WHAT NEEDS TO BE DONE
Determine how many lines contain the string "Separatisten". Reply with that figure and nothing else.

====

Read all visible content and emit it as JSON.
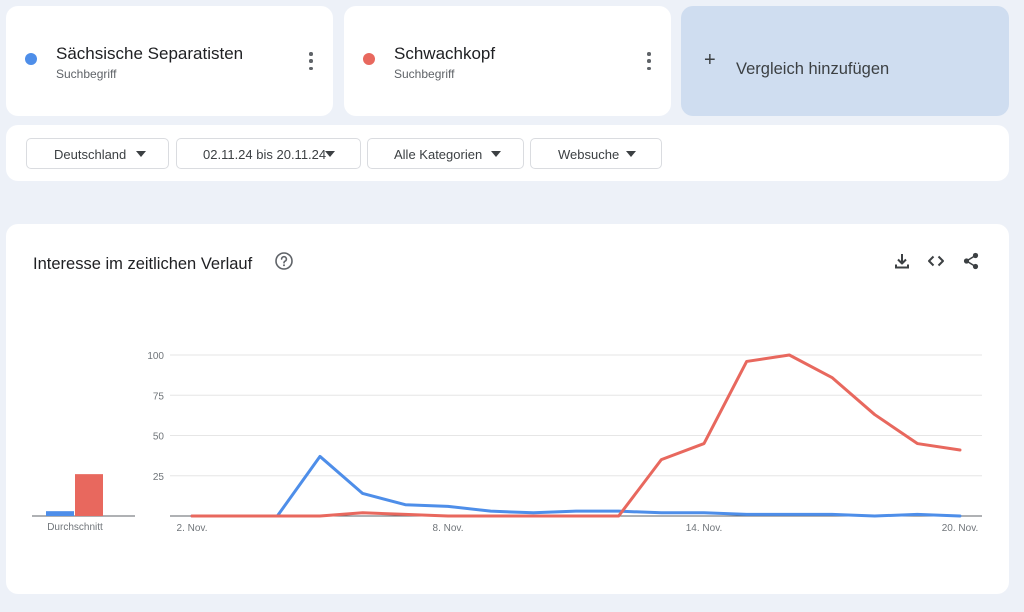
{
  "terms": [
    {
      "name": "Sächsische Separatisten",
      "type": "Suchbegriff",
      "color": "#4e8ee9"
    },
    {
      "name": "Schwachkopf",
      "type": "Suchbegriff",
      "color": "#e8685e"
    }
  ],
  "compare": {
    "plus": "+",
    "label": "Vergleich hinzufügen"
  },
  "filters": {
    "region": "Deutschland",
    "date_range": "02.11.24 bis 20.11.24",
    "category": "Alle Kategorien",
    "search_type": "Websuche"
  },
  "section": {
    "title": "Interesse im zeitlichen Verlauf"
  },
  "icons": {
    "help": "help-circle-icon",
    "download": "download-icon",
    "embed": "embed-code-icon",
    "share": "share-icon"
  },
  "colors": {
    "series1": "#4e8ee9",
    "series2": "#e8685e",
    "compare_bg": "#cfddf0"
  },
  "average": {
    "label": "Durchschnitt",
    "values": [
      3,
      26
    ]
  },
  "chart_data": {
    "type": "line",
    "x": [
      "2. Nov.",
      "3. Nov.",
      "4. Nov.",
      "5. Nov.",
      "6. Nov.",
      "7. Nov.",
      "8. Nov.",
      "9. Nov.",
      "10. Nov.",
      "11. Nov.",
      "12. Nov.",
      "13. Nov.",
      "14. Nov.",
      "15. Nov.",
      "16. Nov.",
      "17. Nov.",
      "18. Nov.",
      "19. Nov.",
      "20. Nov."
    ],
    "x_tick_labels": [
      "2. Nov.",
      "8. Nov.",
      "14. Nov.",
      "20. Nov."
    ],
    "series": [
      {
        "name": "Sächsische Separatisten",
        "color": "#4e8ee9",
        "values": [
          0,
          0,
          0,
          37,
          14,
          7,
          6,
          3,
          2,
          3,
          3,
          2,
          2,
          1,
          1,
          1,
          0,
          1,
          0
        ]
      },
      {
        "name": "Schwachkopf",
        "color": "#e8685e",
        "values": [
          0,
          0,
          0,
          0,
          2,
          1,
          0,
          0,
          0,
          0,
          0,
          35,
          45,
          96,
          100,
          86,
          63,
          45,
          41
        ]
      }
    ],
    "yticks": [
      25,
      50,
      75,
      100
    ],
    "ylim": [
      0,
      100
    ],
    "grid": true
  }
}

====

CORRECT ANSWER
2